Part of a data file
==============================
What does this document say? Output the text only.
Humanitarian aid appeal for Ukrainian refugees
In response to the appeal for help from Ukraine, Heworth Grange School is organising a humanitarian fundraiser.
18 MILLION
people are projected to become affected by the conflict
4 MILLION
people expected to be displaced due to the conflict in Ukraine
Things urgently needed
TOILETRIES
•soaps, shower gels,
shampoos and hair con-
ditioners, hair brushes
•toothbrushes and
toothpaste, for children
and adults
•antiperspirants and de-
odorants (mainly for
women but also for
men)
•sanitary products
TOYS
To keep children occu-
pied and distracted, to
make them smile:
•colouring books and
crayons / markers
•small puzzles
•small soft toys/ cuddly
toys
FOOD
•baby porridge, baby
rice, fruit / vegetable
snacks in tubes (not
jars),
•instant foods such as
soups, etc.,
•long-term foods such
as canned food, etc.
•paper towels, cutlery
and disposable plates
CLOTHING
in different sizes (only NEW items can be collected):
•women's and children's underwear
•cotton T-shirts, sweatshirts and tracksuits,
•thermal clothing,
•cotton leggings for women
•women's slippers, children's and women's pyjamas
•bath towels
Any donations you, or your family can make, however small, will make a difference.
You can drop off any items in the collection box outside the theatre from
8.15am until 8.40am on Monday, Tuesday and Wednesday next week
==============================
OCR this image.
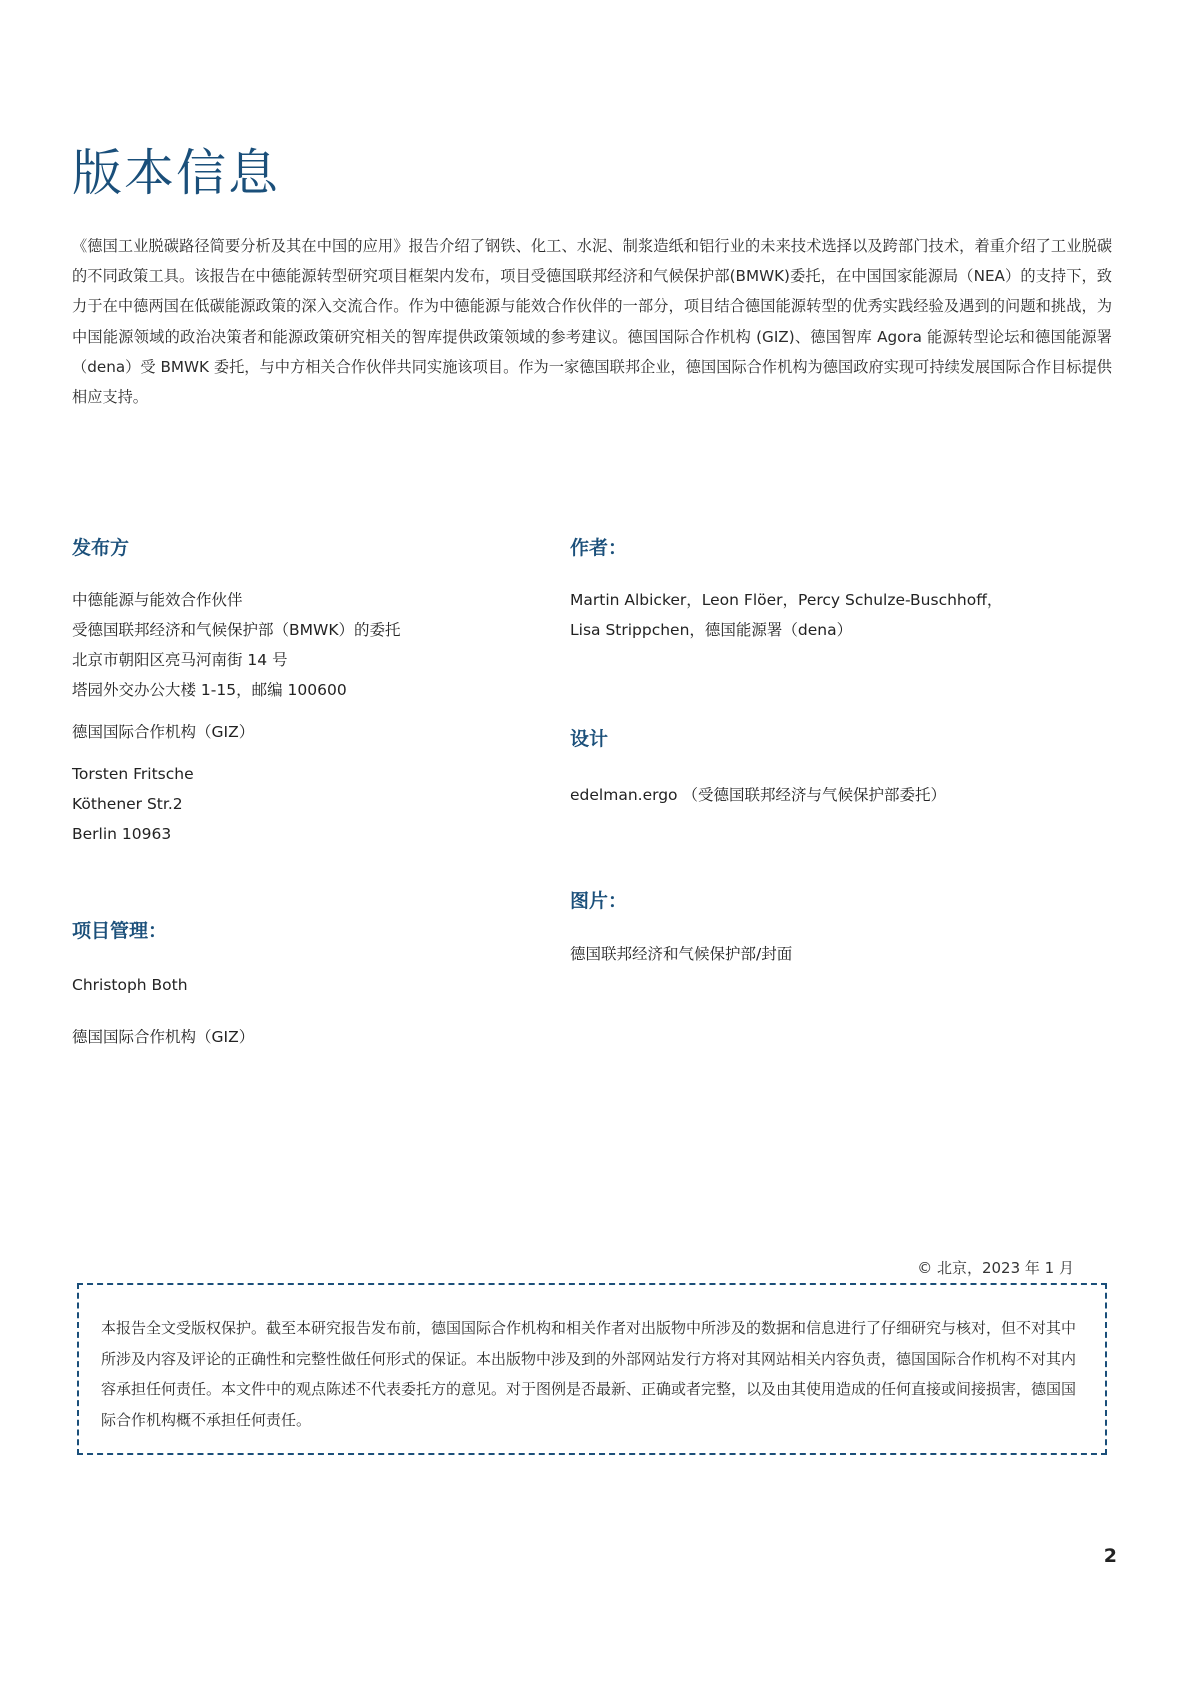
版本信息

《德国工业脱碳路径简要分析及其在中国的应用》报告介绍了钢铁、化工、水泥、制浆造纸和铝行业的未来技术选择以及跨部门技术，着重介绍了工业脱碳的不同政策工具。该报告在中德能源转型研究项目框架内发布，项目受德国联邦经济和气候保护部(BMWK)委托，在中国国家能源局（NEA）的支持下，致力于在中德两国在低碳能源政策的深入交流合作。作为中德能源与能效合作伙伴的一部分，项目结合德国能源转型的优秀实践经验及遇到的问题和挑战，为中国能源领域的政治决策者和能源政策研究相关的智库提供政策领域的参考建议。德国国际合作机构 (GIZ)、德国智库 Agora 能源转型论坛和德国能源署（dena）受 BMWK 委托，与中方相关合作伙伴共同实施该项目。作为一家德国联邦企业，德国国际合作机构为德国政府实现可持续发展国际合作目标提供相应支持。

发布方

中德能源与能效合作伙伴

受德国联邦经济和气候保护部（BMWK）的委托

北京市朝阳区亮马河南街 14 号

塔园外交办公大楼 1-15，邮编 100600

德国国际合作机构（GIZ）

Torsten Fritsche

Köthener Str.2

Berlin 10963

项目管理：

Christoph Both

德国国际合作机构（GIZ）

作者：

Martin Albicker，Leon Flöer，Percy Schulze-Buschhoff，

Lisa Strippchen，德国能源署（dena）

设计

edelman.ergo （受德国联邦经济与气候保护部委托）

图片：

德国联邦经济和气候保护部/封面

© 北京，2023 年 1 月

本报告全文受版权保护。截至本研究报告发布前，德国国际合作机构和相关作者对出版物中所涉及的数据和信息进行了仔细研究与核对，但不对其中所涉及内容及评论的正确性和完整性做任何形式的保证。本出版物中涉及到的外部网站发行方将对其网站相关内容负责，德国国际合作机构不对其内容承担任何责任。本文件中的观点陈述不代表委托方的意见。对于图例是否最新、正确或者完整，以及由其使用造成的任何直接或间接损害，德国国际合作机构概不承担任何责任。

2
==============================
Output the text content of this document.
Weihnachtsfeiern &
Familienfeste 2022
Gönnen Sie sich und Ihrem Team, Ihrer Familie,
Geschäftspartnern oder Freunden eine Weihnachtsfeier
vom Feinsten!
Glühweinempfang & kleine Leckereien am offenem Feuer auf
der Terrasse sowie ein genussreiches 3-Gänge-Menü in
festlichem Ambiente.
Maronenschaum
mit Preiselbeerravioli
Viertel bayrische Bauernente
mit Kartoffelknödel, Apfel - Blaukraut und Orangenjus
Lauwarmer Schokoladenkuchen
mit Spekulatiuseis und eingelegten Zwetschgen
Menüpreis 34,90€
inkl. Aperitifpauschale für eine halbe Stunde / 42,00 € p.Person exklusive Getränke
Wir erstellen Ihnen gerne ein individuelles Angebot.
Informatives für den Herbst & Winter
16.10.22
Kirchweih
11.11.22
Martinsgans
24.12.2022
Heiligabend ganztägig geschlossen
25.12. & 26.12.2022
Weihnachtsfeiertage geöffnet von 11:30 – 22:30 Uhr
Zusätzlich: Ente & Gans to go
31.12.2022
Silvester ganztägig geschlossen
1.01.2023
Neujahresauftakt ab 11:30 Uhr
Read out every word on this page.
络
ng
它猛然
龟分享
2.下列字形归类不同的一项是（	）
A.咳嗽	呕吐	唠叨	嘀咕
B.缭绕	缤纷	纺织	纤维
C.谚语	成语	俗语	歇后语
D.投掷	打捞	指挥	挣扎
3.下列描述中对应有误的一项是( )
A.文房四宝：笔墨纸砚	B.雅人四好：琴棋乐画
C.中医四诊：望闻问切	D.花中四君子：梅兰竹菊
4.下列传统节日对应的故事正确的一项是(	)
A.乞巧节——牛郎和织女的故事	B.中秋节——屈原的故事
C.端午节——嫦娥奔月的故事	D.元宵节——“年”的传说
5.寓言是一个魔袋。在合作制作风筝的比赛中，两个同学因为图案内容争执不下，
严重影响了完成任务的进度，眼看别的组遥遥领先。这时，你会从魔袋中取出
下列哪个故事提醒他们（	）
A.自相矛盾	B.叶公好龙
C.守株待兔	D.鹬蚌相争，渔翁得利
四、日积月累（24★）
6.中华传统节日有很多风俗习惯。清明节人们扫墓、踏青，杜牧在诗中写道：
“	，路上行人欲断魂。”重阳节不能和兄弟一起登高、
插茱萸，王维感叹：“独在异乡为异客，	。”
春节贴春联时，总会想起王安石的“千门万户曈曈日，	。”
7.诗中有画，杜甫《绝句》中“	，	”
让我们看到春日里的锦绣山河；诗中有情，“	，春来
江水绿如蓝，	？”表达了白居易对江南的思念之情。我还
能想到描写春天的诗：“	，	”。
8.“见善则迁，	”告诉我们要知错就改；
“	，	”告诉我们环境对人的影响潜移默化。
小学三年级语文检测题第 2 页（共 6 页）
==============================
Your instructions
Using the listing above, show every line that includes the string "ganztägig".

Written response
Heiligabend ganztägig geschlossen
Silvester ganztägig geschlossen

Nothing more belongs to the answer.